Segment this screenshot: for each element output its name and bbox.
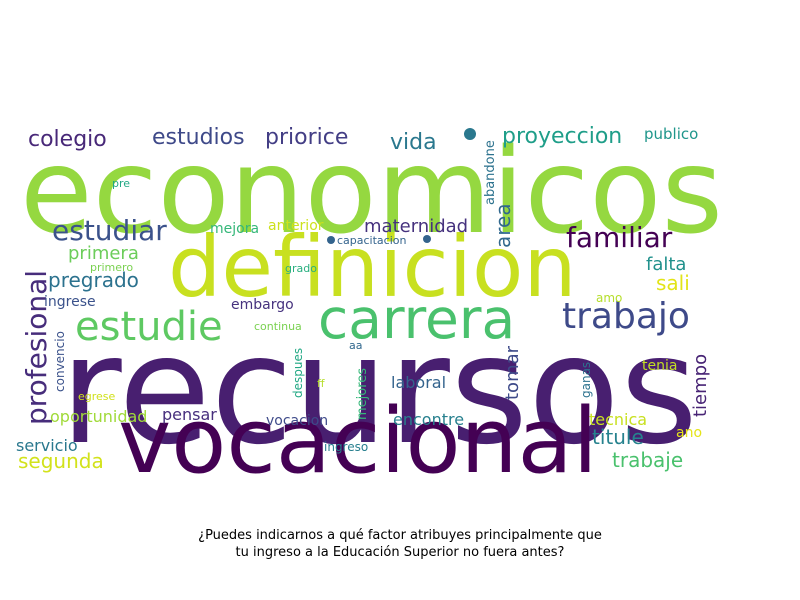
word-estudios: estudios	[152, 125, 245, 150]
word-pensar: pensar	[162, 405, 217, 424]
word-egrese: egrese	[78, 390, 116, 403]
word-tenia: tenia	[642, 358, 677, 374]
dot-mark	[423, 235, 431, 243]
word-tomar: tomar	[502, 345, 523, 400]
word-estudie: estudie	[75, 304, 223, 350]
word-estudiar: estudiar	[52, 214, 167, 247]
word-vida: vida	[390, 130, 437, 155]
word-abandone: abandone	[483, 140, 498, 205]
caption-line-2: tu ingreso a la Educación Superior no fu…	[235, 545, 565, 560]
dot-mark	[464, 128, 476, 140]
word-embargo: embargo	[231, 297, 294, 313]
word-familiar: familiar	[566, 221, 673, 254]
word-amo: amo	[596, 291, 622, 305]
word-mejora: mejora	[210, 221, 259, 237]
figure-caption: ¿Puedes indicarnos a qué factor atribuye…	[0, 527, 800, 561]
word-ano: ano	[676, 425, 702, 441]
word-priorice: priorice	[265, 125, 348, 150]
word-servicio: servicio	[16, 436, 78, 455]
word-oportunidad: oportunidad	[50, 407, 147, 426]
word-trabaje: trabaje	[612, 448, 683, 472]
word-grado: grado	[285, 262, 317, 275]
dot-mark	[327, 236, 335, 244]
word-ganas: ganas	[579, 362, 593, 398]
word-colegio: colegio	[28, 127, 107, 152]
word-profesional: profesional	[20, 270, 53, 425]
word-aa: aa	[349, 339, 362, 352]
word-sali: sali	[656, 271, 690, 295]
word-despues: despues	[291, 348, 305, 398]
caption-line-1: ¿Puedes indicarnos a qué factor atribuye…	[198, 528, 602, 543]
word-continua: continua	[254, 320, 302, 333]
word-pre: pre	[112, 177, 130, 190]
word-vocacion: vocacion	[266, 413, 328, 429]
word-economicos: economicos	[20, 122, 723, 260]
word-primera: primera	[68, 243, 139, 264]
word-carrera: carrera	[318, 287, 515, 351]
word-encontre: encontre	[393, 410, 464, 429]
word-definicion: definicion	[168, 218, 577, 316]
word-laboral: laboral	[391, 373, 446, 392]
word-cloud: economicos recursos definicion vocaciona…	[16, 122, 723, 494]
word-tecnica: tecnica	[589, 410, 647, 429]
word-ff: ff	[317, 377, 325, 390]
word-primero: primero	[90, 261, 133, 274]
word-tiempo: tiempo	[690, 354, 711, 417]
word-trabajo: trabajo	[562, 296, 690, 337]
word-capacitacion: capacitacion	[337, 234, 407, 247]
word-mejores: mejores	[355, 368, 370, 420]
word-area: area	[491, 203, 515, 248]
word-ingreso: ingreso	[324, 440, 368, 454]
word-convencio: convencio	[53, 331, 67, 392]
word-falta: falta	[646, 254, 686, 275]
word-anterior: anterior	[268, 218, 324, 234]
word-publico: publico	[644, 125, 698, 143]
word-segunda: segunda	[18, 449, 104, 473]
word-recursos: recursos	[60, 304, 698, 478]
word-pregrado: pregrado	[48, 268, 139, 292]
word-proyeccion: proyeccion	[502, 124, 622, 149]
word-titule: titule	[592, 425, 644, 449]
word-vocacional: vocacional	[118, 389, 598, 494]
word-maternidad: maternidad	[364, 216, 468, 237]
word-ingrese: ingrese	[44, 294, 96, 310]
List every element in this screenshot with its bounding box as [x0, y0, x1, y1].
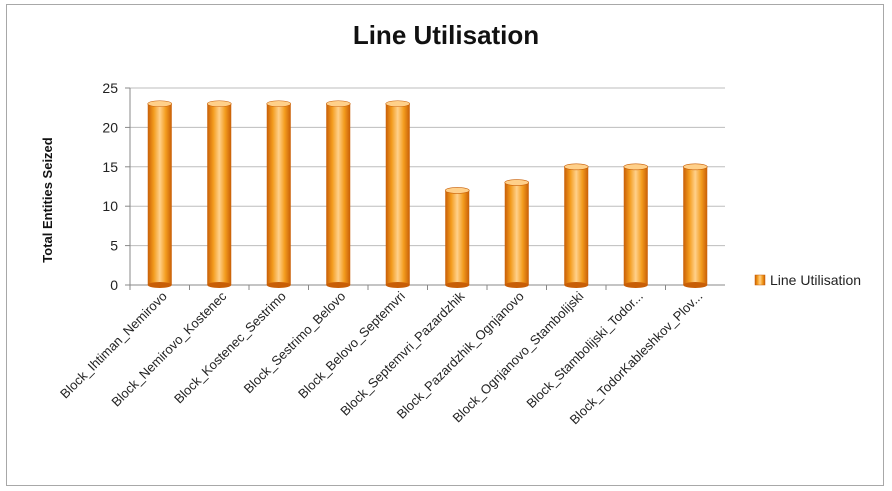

########################################

### PROBLEM DETAILS
Give back, unchanged, the lines starting with the one containing "125, 245, 150]" and running through the one containing "127, 107, 152]", both included.

### OUTPUT
word-estudios: estudios	[152, 125, 245, 150]
word-pensar: pensar	[162, 405, 217, 424]
word-egrese: egrese	[78, 390, 116, 403]
word-tenia: tenia	[642, 358, 677, 374]
dot-mark	[423, 235, 431, 243]
word-tomar: tomar	[502, 345, 523, 400]
word-estudie: estudie	[75, 304, 223, 350]
word-estudiar: estudiar	[52, 214, 167, 247]
word-vida: vida	[390, 130, 437, 155]
word-abandone: abandone	[483, 140, 498, 205]
caption-line-2: tu ingreso a la Educación Superior no fu…	[235, 545, 565, 560]
dot-mark	[464, 128, 476, 140]
word-embargo: embargo	[231, 297, 294, 313]
word-familiar: familiar	[566, 221, 673, 254]
word-amo: amo	[596, 291, 622, 305]
word-mejora: mejora	[210, 221, 259, 237]
figure-caption: ¿Puedes indicarnos a qué factor atribuye…	[0, 527, 800, 561]
word-ano: ano	[676, 425, 702, 441]
word-priorice: priorice	[265, 125, 348, 150]
word-servicio: servicio	[16, 436, 78, 455]
word-oportunidad: oportunidad	[50, 407, 147, 426]
word-trabaje: trabaje	[612, 448, 683, 472]
word-grado: grado	[285, 262, 317, 275]
dot-mark	[327, 236, 335, 244]
word-ganas: ganas	[579, 362, 593, 398]
word-colegio: colegio	[28, 127, 107, 152]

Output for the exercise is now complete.